- _DOCUMENT PASSAGE_
(begin)

Originally Posted By: P17
I'm just venting / journaling just now. I'm a bit low today for the first time in a long time. Feeling a little hurt - backsliding a little today. Normal, I know.

As I said before, asked friend to get 'evidence' from W and OM's FB pages. She has printed off their 'relationship status' and a pic of them both with the caption 'Me and my man' (that's the bit that hurt) and was taken a few days ago.

Entitlement. She is still at this stage. And it is only natural to feel the sting. You are human. Spying has risks. Your not ready to do this again for awhile. Heal from this. Water off a ducks back. Good thing your in your 30's and you can see how childish this is. How hurtdarts are for 14 year olds

The relationship bit and friends list of OM's FB page is either now private or been removed (it was there yesterday apparently). However the rest of it is apparently public for everybody to see. That has been changed deliberately. It's strange, my gut tells me it's for a reason but I don't know what. I shouldn't care, and normally I wouldn't but today is a low day.
Don't mean nothing my friend. Don't mean nothing
Tried to listen to the message that MIL left on the machine today and only a part of it is there. She is wrapping Xmas presents at the moment and has two little ones for D. Nothing more was left (I think the machine cut off!).

Just phoned MIL back and it went to her voicemail. Left an upbeat message and asked her to call me back.

Anyway, I have no patience at this point. W seems to be moving on with her life without a care in the world. I thought the picture, in it's public glory, was a little bit of a knife to the heart for me - I think I would have been a little more considerate.
You are. You did not commit adultery. Just let it slide. Remember it. Use anger to help you on your down days. Anger can be useful if controlled.
I did think maybe she had gone dark, but as you guys said on here, she's likely moved on. I therefore think what the point is in waiting the two years for a D. I can start the process of filing tomorrow (or today if I'm quick enough, it's 4pm :)) It's not going to effect me GALing etc. so why put myself through this 'maybe we'll get together, maybe we won't' phase?

It's OM's birthday today too so he will be getting his 'special birthday present' which again hurts a little. The birthday thing didn't bother me yesterday, but I think with this stuff on top it's sort of just the icing on the cake.

It has only been a month exactly since NC. But in the 4 months since separation, and the month of NC I've seen nothing positive at all. Not a glimmer, not a sign, not even a chink. All I see is negative, bad indicators that I am truly wasting my time. I know some people have been here for 6-30 months GALing, DBing, 180's etc. what keeps these guys going during these times of hopelessness. I mean they must see some positives every now and then to let the know that hope is still there. I have seen nothing at all.
You answered your question with the next sentence
NC has been good for me. But I am now questioning why I am holding off on the D. Patience, patience and patience. I know I need some. Sometimes though, as I said, you just want to give up, roll over, and go to sleep.

I had no plan before NC. I have no plan now. I was hoping that NC would eventually give W some time to think and the thought of D and me as a family would pull her back in some form. Instead she seems to have taken the NC and ran with it. Deleted all our pics from FB / Bebo. Ignored us completely. Not even sent me a condolence card about my mum. Ignored texts from IM etc. Bieing openly public about her new man. She has completely moved on by all intents and purposes and it leaves me, in this state, without any hope at all.

(end)

- _PROBLEM DETAILS_
Reproduce the forum post word for word, beginning at the words "It's OM's birthday" and stopping after "on the cake.".

- _DATA EXTRACT_
(begin)

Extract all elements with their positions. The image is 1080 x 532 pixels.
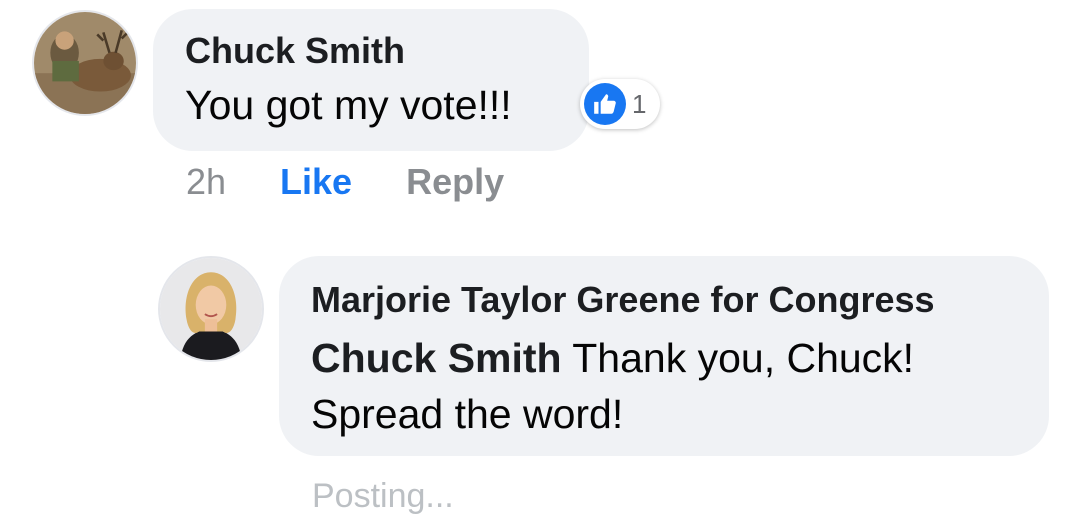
comment-actions: 2h Like Reply (186, 160, 504, 204)
comment-author-name[interactable]: Chuck Smith (185, 29, 589, 73)
reply-text: Chuck Smith Thank you, Chuck! Spread the… (311, 330, 1049, 442)
hunter-with-deer-avatar-icon (34, 12, 136, 114)
reply-text-line1: Thank you, Chuck! (561, 335, 915, 381)
comment-text: You got my vote!!! (185, 82, 512, 128)
comment-thread: Chuck Smith You got my vote!!! 1 2h Like… (0, 0, 1080, 532)
posting-status: Posting... (312, 477, 454, 515)
comment-timestamp[interactable]: 2h (186, 160, 226, 204)
commenter-avatar[interactable] (32, 10, 138, 116)
reply-bubble: Marjorie Taylor Greene for Congress Chuc… (279, 256, 1049, 456)
reply-button[interactable]: Reply (406, 160, 504, 204)
reply-text-line2: Spread the word! (311, 391, 624, 437)
comment-bubble: Chuck Smith You got my vote!!! (153, 9, 589, 151)
reaction-badge[interactable]: 1 (580, 79, 661, 129)
reply-author-avatar[interactable] (158, 256, 264, 362)
thumbs-up-icon (584, 83, 626, 125)
woman-portrait-avatar-icon (160, 258, 262, 360)
mention-link[interactable]: Chuck Smith (311, 335, 562, 381)
reaction-count: 1 (632, 88, 647, 119)
reply-author-name[interactable]: Marjorie Taylor Greene for Congress (311, 278, 1049, 322)
like-button[interactable]: Like (280, 160, 352, 204)
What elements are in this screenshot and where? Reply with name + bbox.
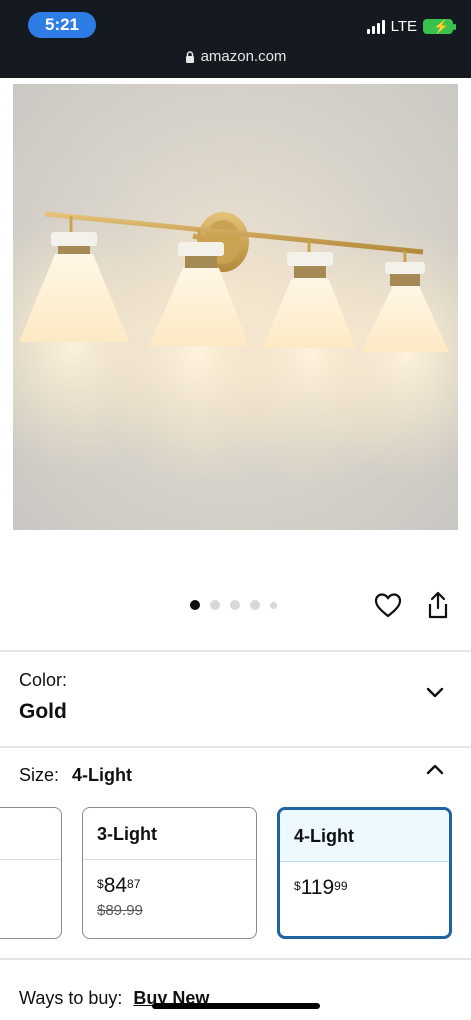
carousel-dot[interactable] [210,600,220,610]
image-carousel-dots[interactable] [190,600,277,610]
size-label: Size: [19,765,60,785]
status-time: 5:21 [28,12,96,38]
size-header[interactable]: Size: 4-Light [19,765,132,786]
size-option-card[interactable] [0,807,62,939]
share-icon[interactable] [426,591,450,619]
carousel-dot[interactable] [230,600,240,610]
size-option-price: $ 84 87 [97,874,141,897]
divider [0,746,471,748]
divider [0,958,471,960]
product-image[interactable] [13,84,458,530]
vanity-light-fixture-image [13,211,458,484]
heart-icon[interactable] [374,592,402,618]
list-price: $89.99 [97,902,143,919]
color-label: Color: [19,670,68,690]
size-value: 4-Light [72,765,133,785]
size-option-name [0,808,61,860]
signal-icon [366,19,385,34]
network-label: LTE [390,18,417,35]
size-option-name: 3-Light [83,808,256,860]
battery-charging-icon: ⚡ [423,19,456,34]
status-indicators: LTE ⚡ [366,18,456,35]
size-option-card[interactable]: 3-Light $ 84 87 $89.99 [82,807,257,939]
url-text: amazon.com [200,48,287,65]
status-bar: 5:21 LTE ⚡ amazon.com [0,0,471,78]
chevron-up-icon[interactable] [425,762,445,776]
size-option-price: $ 119 99 [294,876,348,899]
url-bar[interactable]: amazon.com [0,48,471,65]
color-value: Gold [19,700,67,723]
size-option-name: 4-Light [280,810,449,862]
carousel-dot[interactable] [250,600,260,610]
ways-to-buy-label: Ways to buy: [19,988,123,1008]
carousel-dot[interactable] [270,601,277,609]
chevron-down-icon[interactable] [425,686,445,700]
lock-icon [185,50,194,63]
carousel-dot[interactable] [190,600,200,610]
home-indicator[interactable] [152,1003,320,1009]
size-option-card-selected[interactable]: 4-Light $ 119 99 [277,807,452,939]
divider [0,650,471,652]
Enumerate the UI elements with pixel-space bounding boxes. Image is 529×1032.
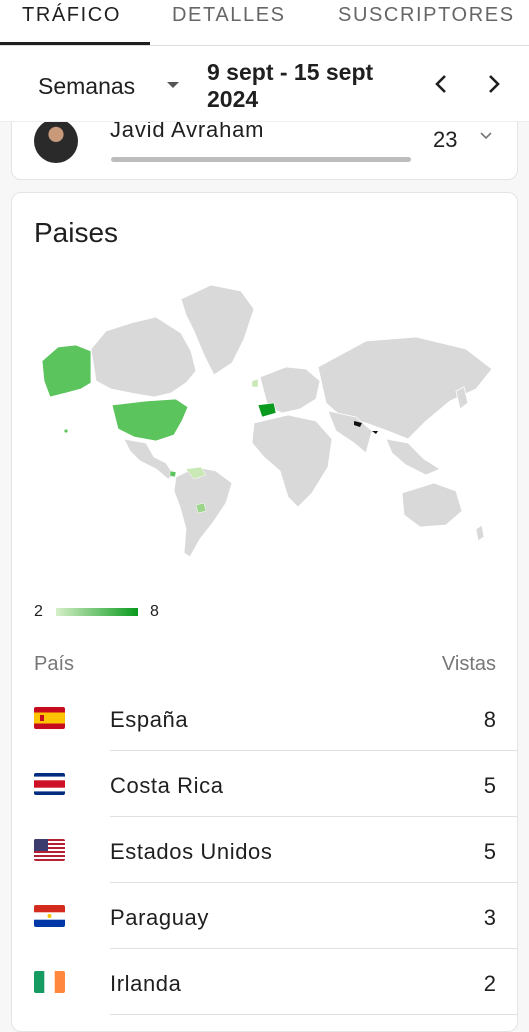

(end)

- _REPLY_
It's OM's birthday today too so he will be getting his 'special birthday present' which again hurts a little. The birthday thing didn't bother me yesterday, but I think with this stuff on top it's sort of just the icing on the cake.